* Begin PROVIDED DATA *

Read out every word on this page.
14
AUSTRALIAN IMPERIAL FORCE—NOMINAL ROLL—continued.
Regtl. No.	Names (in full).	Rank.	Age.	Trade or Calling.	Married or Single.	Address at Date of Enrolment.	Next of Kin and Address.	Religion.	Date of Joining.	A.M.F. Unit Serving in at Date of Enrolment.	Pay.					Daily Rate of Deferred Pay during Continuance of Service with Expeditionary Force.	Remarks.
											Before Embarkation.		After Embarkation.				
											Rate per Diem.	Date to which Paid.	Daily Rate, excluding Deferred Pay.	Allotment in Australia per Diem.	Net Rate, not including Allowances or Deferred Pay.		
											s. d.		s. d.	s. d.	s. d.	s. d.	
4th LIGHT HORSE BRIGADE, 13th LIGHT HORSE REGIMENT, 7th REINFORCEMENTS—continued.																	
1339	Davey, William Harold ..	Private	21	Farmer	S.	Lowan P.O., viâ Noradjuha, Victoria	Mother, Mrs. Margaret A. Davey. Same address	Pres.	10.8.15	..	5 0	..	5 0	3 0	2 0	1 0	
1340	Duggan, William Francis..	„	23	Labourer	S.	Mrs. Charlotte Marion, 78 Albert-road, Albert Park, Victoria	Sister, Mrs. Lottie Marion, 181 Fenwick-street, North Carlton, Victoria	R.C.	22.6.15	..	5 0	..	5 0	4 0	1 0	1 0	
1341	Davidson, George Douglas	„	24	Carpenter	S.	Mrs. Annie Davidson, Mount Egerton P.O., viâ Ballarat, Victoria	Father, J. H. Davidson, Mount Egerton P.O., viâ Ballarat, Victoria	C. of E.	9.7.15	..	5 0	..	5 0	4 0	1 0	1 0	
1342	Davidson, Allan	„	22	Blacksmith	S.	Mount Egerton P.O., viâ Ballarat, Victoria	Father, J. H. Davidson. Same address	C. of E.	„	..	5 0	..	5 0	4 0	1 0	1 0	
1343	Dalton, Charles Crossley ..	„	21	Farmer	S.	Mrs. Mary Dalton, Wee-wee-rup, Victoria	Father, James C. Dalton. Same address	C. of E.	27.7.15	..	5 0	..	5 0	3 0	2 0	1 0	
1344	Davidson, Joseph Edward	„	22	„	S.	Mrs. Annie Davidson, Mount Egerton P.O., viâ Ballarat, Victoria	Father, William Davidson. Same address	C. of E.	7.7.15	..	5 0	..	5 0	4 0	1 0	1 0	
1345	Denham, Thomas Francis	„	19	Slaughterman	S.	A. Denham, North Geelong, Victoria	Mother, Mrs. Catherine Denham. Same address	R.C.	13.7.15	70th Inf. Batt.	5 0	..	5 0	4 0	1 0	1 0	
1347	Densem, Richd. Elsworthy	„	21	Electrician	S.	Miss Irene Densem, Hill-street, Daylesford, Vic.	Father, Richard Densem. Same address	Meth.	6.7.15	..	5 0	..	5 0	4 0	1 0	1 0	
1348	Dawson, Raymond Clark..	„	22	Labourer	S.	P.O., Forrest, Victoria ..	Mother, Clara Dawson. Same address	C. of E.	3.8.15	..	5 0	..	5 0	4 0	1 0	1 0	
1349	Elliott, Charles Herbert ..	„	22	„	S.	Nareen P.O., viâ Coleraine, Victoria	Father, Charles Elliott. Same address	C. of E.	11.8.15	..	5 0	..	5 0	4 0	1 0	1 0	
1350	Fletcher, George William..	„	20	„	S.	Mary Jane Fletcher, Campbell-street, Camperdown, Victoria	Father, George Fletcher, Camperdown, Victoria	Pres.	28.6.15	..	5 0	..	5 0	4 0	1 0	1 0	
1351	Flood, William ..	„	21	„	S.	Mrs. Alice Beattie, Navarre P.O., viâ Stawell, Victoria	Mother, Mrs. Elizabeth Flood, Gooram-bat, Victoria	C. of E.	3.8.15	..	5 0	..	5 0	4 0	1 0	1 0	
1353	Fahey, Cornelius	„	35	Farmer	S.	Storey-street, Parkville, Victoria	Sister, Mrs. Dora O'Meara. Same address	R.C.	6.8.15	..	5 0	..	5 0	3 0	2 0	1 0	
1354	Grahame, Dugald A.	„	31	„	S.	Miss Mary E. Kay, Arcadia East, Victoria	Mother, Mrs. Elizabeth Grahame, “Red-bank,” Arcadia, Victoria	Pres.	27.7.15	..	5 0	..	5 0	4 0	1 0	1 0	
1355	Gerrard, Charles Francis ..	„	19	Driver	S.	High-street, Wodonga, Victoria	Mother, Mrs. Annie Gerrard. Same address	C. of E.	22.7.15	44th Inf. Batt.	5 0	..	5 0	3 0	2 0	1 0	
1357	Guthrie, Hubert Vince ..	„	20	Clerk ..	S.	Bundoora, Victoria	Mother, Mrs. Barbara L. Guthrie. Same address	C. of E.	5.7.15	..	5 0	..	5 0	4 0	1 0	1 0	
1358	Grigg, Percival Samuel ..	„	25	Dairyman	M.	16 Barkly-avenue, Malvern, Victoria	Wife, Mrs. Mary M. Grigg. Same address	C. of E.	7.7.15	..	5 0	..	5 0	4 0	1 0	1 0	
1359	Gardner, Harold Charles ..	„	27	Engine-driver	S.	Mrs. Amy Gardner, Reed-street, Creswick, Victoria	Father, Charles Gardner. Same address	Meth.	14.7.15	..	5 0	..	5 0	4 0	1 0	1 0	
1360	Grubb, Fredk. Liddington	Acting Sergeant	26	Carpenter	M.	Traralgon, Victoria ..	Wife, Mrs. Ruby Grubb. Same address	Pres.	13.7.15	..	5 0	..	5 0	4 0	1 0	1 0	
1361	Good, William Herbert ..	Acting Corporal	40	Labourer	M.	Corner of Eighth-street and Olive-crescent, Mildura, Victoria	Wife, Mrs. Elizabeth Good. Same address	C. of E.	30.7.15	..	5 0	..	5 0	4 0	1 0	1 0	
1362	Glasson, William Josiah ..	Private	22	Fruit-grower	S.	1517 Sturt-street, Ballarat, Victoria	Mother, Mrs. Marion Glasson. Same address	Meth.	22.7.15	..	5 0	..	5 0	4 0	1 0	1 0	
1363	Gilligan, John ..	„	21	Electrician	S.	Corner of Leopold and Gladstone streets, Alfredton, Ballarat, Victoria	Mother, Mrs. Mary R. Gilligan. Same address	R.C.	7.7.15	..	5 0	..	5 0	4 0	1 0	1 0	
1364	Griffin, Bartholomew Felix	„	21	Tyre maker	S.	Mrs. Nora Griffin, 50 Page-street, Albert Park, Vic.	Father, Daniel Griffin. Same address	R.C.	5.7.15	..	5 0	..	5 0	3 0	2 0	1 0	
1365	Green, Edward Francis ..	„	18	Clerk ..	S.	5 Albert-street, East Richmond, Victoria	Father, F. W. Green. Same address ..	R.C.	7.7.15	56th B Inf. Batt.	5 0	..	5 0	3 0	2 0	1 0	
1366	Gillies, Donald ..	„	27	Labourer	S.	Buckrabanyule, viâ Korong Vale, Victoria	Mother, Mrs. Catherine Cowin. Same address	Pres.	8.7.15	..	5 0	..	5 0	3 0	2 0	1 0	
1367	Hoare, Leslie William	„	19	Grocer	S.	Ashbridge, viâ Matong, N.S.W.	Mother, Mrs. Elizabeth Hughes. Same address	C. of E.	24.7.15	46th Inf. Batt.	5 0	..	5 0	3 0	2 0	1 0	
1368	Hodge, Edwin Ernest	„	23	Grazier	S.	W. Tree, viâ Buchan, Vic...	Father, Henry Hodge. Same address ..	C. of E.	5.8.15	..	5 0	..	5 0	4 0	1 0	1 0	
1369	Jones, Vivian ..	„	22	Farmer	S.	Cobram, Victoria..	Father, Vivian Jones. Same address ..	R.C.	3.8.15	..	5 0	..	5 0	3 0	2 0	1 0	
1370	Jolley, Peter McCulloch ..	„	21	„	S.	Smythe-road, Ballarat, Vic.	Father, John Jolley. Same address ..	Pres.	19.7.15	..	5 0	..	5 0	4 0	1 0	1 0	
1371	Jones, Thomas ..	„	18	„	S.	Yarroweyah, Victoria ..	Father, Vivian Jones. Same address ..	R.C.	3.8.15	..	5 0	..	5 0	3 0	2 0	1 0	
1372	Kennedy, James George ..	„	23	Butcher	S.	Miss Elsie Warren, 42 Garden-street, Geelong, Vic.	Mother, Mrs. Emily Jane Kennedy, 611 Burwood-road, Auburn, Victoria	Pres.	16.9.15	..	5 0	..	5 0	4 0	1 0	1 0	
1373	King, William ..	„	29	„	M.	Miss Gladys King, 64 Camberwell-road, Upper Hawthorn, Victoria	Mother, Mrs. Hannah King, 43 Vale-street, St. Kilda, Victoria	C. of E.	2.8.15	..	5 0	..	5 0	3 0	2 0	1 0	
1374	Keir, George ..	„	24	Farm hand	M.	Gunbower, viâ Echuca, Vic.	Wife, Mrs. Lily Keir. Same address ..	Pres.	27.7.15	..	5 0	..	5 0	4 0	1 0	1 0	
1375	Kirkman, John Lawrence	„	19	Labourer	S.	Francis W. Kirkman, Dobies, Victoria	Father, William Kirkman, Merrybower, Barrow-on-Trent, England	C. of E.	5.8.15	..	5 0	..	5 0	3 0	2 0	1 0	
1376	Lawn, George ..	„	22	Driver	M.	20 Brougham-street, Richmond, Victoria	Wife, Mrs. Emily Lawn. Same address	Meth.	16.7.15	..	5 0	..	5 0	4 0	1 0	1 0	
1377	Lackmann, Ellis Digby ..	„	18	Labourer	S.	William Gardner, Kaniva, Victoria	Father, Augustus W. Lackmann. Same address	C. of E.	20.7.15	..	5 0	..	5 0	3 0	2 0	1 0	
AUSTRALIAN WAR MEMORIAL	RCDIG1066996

* End PROVIDED DATA *

Find the string "Gardner" in the listing and return every line that holds it.

WRITTEN RESPONSE:
1359	Gardner, Harold Charles ..	„	27	Engine-driver	S.	Mrs. Amy Gardner, Reed-street, Creswick, Victoria	Father, Charles Gardner. Same address	Meth.	14.7.15	..	5 0	..	5 0	4 0	1 0	1 0	
1377	Lackmann, Ellis Digby ..	„	18	Labourer	S.	William Gardner, Kaniva, Victoria	Father, Augustus W. Lackmann. Same address	C. of E.	20.7.15	..	5 0	..	5 0	3 0	2 0	1 0	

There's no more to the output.